[Stored items from a collection]

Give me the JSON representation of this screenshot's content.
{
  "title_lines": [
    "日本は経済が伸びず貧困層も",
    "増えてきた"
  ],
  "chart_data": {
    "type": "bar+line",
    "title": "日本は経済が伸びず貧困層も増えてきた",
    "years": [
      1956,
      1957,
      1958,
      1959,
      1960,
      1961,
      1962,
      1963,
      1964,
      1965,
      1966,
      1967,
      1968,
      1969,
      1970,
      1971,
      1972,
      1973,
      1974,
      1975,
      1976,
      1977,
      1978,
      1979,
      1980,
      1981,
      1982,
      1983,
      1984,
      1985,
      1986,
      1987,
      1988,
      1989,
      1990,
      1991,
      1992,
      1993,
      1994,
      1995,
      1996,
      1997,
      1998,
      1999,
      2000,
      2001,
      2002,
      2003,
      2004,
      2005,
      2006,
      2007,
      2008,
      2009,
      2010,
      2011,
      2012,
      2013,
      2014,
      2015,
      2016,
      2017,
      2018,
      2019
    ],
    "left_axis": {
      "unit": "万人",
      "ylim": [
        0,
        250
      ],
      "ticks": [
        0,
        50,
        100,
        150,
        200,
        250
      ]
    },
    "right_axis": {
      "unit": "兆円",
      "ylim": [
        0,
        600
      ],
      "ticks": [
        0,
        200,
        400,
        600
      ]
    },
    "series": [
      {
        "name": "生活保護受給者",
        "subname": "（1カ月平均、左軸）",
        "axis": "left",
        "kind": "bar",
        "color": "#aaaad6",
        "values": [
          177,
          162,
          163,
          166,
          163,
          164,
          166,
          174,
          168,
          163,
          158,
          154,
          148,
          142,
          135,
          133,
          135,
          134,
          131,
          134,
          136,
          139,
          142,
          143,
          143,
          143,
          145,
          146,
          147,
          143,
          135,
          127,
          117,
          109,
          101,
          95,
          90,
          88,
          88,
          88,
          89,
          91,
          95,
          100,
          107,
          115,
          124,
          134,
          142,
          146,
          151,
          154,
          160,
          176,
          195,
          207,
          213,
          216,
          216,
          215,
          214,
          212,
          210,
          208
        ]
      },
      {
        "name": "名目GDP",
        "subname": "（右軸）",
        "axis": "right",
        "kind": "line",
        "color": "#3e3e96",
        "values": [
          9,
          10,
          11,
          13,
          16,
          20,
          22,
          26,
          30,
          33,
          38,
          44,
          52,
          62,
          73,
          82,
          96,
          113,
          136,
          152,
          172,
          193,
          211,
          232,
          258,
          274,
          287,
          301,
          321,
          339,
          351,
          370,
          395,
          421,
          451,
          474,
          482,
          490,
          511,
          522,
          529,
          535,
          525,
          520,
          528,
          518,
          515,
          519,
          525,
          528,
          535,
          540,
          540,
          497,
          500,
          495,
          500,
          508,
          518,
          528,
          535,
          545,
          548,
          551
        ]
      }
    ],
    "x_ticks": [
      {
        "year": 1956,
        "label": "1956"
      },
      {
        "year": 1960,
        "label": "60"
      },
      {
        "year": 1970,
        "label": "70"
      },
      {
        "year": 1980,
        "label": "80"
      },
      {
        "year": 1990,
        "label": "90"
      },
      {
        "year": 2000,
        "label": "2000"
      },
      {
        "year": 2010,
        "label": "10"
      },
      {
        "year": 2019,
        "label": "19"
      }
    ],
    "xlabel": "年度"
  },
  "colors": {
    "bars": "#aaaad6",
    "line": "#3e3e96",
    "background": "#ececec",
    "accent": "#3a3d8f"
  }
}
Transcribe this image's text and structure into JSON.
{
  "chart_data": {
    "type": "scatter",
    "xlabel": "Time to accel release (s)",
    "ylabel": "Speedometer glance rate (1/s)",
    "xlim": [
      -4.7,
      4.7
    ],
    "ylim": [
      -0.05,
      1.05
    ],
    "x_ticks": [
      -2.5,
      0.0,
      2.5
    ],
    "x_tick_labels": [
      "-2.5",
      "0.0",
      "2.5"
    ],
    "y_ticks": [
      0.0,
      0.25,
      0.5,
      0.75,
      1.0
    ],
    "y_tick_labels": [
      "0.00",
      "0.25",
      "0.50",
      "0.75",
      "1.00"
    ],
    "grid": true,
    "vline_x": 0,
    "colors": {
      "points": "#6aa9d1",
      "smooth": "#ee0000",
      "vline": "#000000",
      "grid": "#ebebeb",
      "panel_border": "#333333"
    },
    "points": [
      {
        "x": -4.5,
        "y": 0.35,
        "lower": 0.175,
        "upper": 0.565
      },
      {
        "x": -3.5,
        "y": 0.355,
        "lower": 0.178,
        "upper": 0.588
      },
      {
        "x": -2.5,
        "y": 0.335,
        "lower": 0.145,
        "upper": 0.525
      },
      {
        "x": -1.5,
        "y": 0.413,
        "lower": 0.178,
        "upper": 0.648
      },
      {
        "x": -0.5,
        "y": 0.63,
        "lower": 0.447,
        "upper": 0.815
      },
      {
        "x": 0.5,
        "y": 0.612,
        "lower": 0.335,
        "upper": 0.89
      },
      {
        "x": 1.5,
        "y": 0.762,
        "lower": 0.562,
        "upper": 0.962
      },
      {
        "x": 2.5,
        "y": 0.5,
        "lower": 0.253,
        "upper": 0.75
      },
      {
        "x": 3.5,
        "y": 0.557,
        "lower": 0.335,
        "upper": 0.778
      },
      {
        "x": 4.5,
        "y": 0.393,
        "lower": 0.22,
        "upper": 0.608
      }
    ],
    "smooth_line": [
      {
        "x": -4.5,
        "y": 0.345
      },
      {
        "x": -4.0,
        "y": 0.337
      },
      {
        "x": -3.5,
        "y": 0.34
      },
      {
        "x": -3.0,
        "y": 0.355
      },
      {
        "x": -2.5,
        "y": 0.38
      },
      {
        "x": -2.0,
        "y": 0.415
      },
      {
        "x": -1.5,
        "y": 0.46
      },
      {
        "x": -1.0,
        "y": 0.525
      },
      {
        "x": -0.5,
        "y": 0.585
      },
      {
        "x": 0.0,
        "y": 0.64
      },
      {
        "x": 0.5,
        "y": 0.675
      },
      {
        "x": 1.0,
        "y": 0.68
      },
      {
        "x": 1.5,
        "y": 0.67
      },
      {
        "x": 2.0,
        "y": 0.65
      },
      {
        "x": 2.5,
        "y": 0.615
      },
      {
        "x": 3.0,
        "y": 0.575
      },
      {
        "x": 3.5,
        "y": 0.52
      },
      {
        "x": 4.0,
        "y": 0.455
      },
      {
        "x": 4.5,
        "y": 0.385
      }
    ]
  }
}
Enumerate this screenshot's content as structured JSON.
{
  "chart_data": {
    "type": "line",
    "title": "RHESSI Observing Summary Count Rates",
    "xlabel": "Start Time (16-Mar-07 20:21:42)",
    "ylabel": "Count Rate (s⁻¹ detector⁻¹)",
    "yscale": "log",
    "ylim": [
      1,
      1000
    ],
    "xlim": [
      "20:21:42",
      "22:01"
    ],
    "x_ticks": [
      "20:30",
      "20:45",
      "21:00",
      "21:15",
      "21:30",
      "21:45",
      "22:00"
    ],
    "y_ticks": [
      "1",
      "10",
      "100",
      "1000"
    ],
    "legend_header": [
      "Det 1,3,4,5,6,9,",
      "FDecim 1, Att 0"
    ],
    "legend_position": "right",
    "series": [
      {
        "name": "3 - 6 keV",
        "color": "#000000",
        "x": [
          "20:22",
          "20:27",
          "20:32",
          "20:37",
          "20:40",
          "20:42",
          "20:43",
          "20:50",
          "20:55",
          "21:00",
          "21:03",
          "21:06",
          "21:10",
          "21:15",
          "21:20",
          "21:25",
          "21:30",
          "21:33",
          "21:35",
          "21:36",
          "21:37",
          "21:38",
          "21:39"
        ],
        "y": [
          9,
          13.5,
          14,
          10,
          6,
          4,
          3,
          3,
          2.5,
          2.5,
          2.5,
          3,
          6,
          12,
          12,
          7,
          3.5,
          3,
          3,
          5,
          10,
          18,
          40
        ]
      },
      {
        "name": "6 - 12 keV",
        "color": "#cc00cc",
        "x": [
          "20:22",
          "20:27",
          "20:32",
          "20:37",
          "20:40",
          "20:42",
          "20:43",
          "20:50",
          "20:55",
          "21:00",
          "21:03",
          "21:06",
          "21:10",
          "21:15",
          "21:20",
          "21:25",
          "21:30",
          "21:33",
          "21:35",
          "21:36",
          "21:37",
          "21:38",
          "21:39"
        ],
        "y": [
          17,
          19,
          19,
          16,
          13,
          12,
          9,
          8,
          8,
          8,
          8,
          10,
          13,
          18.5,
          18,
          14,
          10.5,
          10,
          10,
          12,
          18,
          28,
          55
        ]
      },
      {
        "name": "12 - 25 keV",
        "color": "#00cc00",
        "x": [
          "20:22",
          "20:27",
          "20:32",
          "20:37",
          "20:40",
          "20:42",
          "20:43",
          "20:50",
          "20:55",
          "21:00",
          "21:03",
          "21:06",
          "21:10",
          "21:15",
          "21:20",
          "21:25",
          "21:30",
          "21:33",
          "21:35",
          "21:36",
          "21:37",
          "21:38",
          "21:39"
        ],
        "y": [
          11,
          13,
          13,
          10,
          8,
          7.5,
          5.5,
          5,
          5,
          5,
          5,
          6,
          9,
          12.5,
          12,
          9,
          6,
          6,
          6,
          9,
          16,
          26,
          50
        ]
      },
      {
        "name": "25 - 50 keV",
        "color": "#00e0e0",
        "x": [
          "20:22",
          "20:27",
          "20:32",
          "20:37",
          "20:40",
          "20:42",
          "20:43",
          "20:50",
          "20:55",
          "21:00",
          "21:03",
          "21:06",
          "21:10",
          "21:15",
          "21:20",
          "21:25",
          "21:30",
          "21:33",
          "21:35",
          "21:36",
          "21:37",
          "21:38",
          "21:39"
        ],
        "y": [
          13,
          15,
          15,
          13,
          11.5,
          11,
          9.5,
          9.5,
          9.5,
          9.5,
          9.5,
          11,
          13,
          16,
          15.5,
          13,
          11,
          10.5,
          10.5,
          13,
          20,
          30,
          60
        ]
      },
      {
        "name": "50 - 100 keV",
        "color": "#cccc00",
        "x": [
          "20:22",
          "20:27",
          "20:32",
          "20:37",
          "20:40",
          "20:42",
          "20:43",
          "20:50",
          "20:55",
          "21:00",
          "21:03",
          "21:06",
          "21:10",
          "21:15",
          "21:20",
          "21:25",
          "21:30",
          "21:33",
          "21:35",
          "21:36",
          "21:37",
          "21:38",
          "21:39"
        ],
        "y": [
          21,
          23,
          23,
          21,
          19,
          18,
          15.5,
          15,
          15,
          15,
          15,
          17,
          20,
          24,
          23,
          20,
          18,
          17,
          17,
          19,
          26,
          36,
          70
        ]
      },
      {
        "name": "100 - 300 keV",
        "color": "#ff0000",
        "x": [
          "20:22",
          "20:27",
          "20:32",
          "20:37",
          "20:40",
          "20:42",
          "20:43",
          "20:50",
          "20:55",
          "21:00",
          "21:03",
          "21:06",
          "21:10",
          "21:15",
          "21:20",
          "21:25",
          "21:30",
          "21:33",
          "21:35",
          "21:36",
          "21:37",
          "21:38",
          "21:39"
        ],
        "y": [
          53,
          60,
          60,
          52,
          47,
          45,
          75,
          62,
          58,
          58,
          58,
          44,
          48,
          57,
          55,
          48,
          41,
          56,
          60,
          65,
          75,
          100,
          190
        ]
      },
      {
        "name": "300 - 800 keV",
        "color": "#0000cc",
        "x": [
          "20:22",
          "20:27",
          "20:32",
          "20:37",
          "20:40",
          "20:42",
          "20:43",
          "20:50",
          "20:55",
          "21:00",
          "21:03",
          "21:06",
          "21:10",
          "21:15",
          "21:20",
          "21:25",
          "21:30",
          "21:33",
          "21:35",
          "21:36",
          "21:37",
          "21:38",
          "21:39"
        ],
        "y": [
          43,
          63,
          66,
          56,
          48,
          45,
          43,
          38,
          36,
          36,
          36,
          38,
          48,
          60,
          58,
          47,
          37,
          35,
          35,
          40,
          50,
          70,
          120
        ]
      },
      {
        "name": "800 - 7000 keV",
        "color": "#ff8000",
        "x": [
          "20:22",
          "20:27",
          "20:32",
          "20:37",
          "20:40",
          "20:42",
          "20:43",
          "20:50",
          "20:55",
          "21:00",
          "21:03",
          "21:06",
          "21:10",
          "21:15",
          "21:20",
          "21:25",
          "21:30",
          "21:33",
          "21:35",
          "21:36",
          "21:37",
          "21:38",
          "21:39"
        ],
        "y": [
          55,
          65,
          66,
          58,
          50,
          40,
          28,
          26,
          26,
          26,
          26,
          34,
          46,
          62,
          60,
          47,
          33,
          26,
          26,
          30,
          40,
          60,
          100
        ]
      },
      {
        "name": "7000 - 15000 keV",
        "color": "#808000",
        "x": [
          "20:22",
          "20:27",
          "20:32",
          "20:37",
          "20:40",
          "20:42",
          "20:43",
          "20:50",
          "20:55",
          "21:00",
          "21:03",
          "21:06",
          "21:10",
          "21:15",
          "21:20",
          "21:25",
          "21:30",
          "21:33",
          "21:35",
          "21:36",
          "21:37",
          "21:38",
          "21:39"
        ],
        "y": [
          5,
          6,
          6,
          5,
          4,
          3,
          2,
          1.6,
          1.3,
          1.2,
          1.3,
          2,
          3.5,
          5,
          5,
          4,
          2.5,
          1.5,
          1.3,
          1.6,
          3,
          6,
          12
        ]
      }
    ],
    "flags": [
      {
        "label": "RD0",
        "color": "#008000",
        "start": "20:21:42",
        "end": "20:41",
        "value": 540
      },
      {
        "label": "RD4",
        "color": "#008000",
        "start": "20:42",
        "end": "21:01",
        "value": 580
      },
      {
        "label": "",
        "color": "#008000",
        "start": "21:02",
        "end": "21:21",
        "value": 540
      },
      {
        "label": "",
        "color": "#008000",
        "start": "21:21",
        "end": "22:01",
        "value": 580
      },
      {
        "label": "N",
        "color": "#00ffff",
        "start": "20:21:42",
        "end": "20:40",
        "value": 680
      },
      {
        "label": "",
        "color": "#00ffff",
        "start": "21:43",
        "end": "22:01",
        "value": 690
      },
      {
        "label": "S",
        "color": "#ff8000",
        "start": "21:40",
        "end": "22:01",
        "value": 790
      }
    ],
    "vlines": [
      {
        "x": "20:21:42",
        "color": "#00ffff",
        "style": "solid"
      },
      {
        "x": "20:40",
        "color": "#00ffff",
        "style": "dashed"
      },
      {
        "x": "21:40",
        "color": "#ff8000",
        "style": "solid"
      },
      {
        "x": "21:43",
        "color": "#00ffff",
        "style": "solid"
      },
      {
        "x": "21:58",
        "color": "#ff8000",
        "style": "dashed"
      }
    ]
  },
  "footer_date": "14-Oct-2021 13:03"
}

The request:
Copy each line in the data that holds the word "screenshot".

Response to this exercise:
Give me the JSON representation of this screenshot's content.
Enumerate this screenshot's content as structured JSON.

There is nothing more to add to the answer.